**Set problem:** Quote exactly the lines from the one with "Transcribe this image's" to the end of the data, both included; omit the pictures.

**Data records:**
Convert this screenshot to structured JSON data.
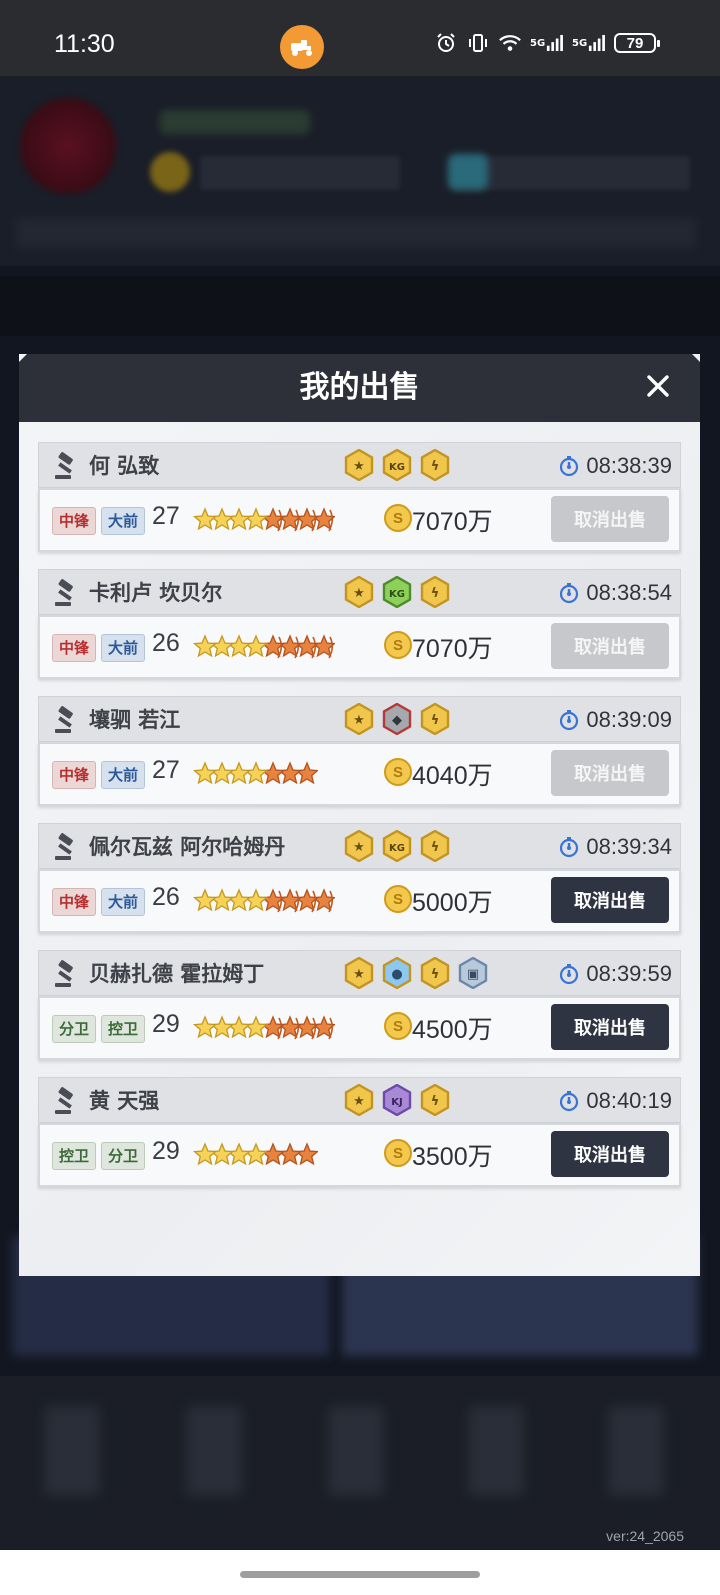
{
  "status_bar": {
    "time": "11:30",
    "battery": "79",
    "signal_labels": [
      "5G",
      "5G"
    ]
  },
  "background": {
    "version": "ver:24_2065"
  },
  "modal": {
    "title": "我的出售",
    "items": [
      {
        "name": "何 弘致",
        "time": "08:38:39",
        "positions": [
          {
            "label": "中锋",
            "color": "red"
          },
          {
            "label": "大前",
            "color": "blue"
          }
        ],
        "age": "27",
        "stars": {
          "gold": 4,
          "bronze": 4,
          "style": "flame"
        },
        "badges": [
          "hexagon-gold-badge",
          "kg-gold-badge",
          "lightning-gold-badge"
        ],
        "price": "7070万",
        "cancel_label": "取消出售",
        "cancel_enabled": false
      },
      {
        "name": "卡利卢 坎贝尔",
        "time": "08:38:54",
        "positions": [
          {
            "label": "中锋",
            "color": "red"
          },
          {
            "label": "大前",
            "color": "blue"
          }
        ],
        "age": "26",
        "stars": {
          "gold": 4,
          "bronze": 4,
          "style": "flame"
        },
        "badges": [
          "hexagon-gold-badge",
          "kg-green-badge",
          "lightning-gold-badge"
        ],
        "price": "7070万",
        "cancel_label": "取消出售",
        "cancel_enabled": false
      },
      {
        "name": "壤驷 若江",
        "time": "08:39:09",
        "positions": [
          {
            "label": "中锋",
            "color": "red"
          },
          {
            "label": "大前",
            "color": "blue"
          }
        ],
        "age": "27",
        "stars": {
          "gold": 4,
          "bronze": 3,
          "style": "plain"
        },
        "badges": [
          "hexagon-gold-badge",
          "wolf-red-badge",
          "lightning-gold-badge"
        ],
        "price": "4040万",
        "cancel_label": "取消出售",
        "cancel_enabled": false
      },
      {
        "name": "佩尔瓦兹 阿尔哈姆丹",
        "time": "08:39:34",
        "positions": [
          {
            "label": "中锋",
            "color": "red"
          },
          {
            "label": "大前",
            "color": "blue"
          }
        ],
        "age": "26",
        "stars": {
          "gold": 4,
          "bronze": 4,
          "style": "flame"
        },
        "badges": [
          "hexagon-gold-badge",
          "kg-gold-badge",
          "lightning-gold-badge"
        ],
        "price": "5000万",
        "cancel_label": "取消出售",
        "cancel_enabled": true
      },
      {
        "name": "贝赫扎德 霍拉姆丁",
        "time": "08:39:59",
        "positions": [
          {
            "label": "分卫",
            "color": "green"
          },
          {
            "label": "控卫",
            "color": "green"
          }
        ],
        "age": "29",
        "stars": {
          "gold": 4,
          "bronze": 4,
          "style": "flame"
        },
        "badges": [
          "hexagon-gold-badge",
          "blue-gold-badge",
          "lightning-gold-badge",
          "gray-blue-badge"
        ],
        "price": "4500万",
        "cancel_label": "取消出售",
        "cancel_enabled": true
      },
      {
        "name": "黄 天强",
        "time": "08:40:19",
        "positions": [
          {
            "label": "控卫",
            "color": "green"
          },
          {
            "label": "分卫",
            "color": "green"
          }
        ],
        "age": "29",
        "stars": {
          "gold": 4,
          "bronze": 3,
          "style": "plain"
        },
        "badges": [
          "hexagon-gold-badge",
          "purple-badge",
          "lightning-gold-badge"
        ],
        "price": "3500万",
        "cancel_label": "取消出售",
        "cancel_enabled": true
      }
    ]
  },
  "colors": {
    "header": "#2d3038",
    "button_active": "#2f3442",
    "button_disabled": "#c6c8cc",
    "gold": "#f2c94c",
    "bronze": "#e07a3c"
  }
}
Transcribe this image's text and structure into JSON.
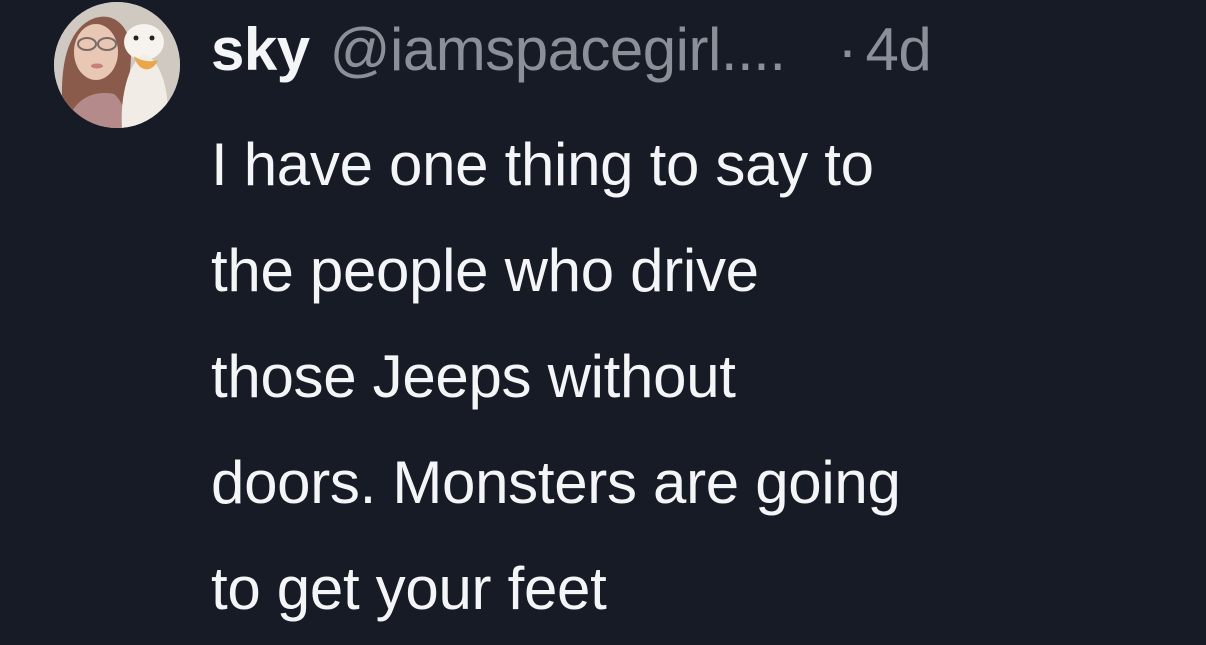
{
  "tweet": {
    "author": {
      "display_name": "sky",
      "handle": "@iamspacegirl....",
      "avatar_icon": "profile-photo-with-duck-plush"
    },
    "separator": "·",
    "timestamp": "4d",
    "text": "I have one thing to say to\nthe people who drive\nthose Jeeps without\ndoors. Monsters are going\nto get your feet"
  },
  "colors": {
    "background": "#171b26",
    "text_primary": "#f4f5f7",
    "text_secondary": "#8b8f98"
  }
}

**Completed task:**
Transcribe this image's text and structure into JSON.
{
  "tweet": {
    "author": {
      "display_name": "sky",
      "handle": "@iamspacegirl....",
      "avatar_icon": "profile-photo-with-duck-plush"
    },
    "separator": "·",
    "timestamp": "4d",
    "text": "I have one thing to say to\nthe people who drive\nthose Jeeps without\ndoors. Monsters are going\nto get your feet"
  },
  "colors": {
    "background": "#171b26",
    "text_primary": "#f4f5f7",
    "text_secondary": "#8b8f98"
  }
}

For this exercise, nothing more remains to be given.